ЦЕЛЬ ЗАДАНИЯ: Перепечатайте все приведенные ниже строки дословно, без каких-либо изменений. Изображения в ответ не включайте.
►
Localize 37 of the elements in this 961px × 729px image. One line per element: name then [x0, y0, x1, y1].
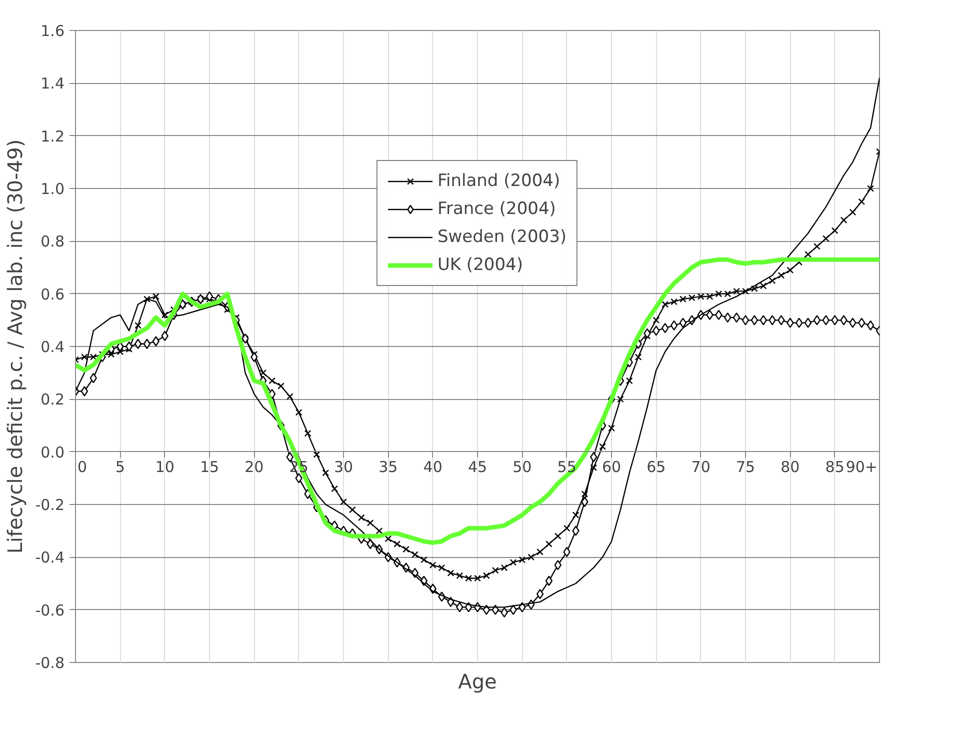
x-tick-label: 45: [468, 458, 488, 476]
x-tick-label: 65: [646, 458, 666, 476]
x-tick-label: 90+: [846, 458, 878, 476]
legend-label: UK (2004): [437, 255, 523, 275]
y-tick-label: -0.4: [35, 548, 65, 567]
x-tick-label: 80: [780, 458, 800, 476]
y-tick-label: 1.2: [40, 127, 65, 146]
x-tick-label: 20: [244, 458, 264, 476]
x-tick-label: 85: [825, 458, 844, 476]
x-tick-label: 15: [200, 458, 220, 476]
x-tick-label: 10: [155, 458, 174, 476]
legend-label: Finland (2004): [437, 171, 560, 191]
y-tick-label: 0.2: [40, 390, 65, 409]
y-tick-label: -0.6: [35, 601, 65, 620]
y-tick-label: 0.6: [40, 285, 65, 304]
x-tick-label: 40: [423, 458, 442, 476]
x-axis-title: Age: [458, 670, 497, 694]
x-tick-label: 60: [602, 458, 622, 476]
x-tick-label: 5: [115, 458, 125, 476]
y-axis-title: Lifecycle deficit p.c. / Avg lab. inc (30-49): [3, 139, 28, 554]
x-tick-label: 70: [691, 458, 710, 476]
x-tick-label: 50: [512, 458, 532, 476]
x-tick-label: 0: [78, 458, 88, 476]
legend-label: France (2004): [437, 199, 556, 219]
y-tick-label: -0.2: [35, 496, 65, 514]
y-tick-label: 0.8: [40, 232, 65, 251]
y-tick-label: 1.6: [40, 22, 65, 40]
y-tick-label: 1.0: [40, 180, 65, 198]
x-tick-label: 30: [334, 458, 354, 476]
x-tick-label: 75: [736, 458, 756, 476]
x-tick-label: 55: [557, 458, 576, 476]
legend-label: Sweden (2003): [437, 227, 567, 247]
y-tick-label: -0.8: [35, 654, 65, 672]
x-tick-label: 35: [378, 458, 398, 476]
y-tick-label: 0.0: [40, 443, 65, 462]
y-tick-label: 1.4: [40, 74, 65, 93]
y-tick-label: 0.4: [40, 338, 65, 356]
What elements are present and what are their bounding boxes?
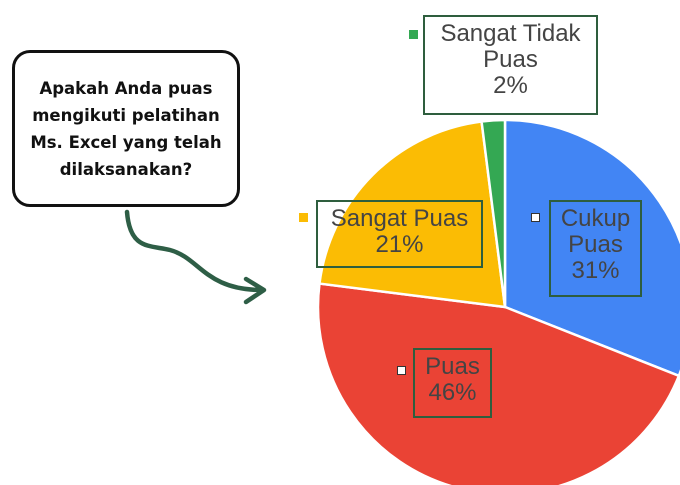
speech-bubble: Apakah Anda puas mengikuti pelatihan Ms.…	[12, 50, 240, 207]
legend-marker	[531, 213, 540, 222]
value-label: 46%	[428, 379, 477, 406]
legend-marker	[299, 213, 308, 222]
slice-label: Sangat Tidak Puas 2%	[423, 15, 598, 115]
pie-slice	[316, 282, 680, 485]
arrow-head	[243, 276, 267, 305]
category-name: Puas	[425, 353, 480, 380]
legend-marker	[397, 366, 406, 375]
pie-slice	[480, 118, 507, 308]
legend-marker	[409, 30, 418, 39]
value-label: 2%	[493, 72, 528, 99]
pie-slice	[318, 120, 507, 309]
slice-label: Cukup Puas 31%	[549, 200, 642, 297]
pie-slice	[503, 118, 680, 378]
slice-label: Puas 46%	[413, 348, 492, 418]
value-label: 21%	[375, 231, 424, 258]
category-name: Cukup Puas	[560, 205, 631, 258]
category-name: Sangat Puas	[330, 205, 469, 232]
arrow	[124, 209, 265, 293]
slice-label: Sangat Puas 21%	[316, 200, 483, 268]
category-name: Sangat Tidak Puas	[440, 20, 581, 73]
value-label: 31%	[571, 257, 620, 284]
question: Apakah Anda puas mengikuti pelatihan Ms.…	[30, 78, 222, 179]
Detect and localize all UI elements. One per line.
◄
ОТВЕТ НА ЗАДАНИЕ:
Localize 37 of the elements in this 961px × 729px image. One line per element: name then [x0, y0, x1, y1].
x-tick-label: 45: [468, 458, 488, 476]
x-tick-label: 65: [646, 458, 666, 476]
x-tick-label: 90+: [846, 458, 878, 476]
legend-label: UK (2004): [437, 255, 523, 275]
y-tick-label: -0.4: [35, 548, 65, 567]
x-tick-label: 80: [780, 458, 800, 476]
y-tick-label: 1.2: [40, 127, 65, 146]
x-tick-label: 20: [244, 458, 264, 476]
x-tick-label: 85: [825, 458, 844, 476]
x-tick-label: 15: [200, 458, 220, 476]
x-tick-label: 10: [155, 458, 174, 476]
legend-label: Finland (2004): [437, 171, 560, 191]
y-tick-label: 0.2: [40, 390, 65, 409]
y-tick-label: -0.6: [35, 601, 65, 620]
y-tick-label: 0.6: [40, 285, 65, 304]
x-tick-label: 40: [423, 458, 442, 476]
x-axis-title: Age: [458, 670, 497, 694]
x-tick-label: 60: [602, 458, 622, 476]
x-tick-label: 5: [115, 458, 125, 476]
y-axis-title: Lifecycle deficit p.c. / Avg lab. inc (30-49): [3, 139, 28, 554]
x-tick-label: 70: [691, 458, 710, 476]
x-tick-label: 50: [512, 458, 532, 476]
x-tick-label: 0: [78, 458, 88, 476]
legend-label: France (2004): [437, 199, 556, 219]
y-tick-label: -0.2: [35, 496, 65, 514]
y-tick-label: 0.8: [40, 232, 65, 251]
y-tick-label: 1.6: [40, 22, 65, 40]
y-tick-label: 1.0: [40, 180, 65, 198]
x-tick-label: 30: [334, 458, 354, 476]
x-tick-label: 75: [736, 458, 756, 476]
x-tick-label: 55: [557, 458, 576, 476]
legend-label: Sweden (2003): [437, 227, 567, 247]
y-tick-label: -0.8: [35, 654, 65, 672]
x-tick-label: 35: [378, 458, 398, 476]
y-tick-label: 0.0: [40, 443, 65, 462]
y-tick-label: 1.4: [40, 74, 65, 93]
y-tick-label: 0.4: [40, 338, 65, 356]
What elements are present and what are their bounding boxes?
speech-bubble: Apakah Anda puas mengikuti pelatihan Ms.…	[12, 50, 240, 207]
legend-marker	[531, 213, 540, 222]
value-label: 46%	[428, 379, 477, 406]
legend-marker	[299, 213, 308, 222]
slice-label: Sangat Tidak Puas 2%	[423, 15, 598, 115]
pie-slice	[316, 282, 680, 485]
arrow-head	[243, 276, 267, 305]
category-name: Puas	[425, 353, 480, 380]
legend-marker	[397, 366, 406, 375]
pie-slice	[480, 118, 507, 308]
legend-marker	[409, 30, 418, 39]
value-label: 2%	[493, 72, 528, 99]
pie-slice	[318, 120, 507, 309]
slice-label: Cukup Puas 31%	[549, 200, 642, 297]
pie-slice	[503, 118, 680, 378]
slice-label: Puas 46%	[413, 348, 492, 418]
value-label: 21%	[375, 231, 424, 258]
category-name: Cukup Puas	[560, 205, 631, 258]
category-name: Sangat Puas	[330, 205, 469, 232]
arrow	[124, 209, 265, 293]
slice-label: Sangat Puas 21%	[316, 200, 483, 268]
category-name: Sangat Tidak Puas	[440, 20, 581, 73]
value-label: 31%	[571, 257, 620, 284]
question: Apakah Anda puas mengikuti pelatihan Ms.…	[30, 78, 222, 179]
Detect and localize all UI elements. One per line.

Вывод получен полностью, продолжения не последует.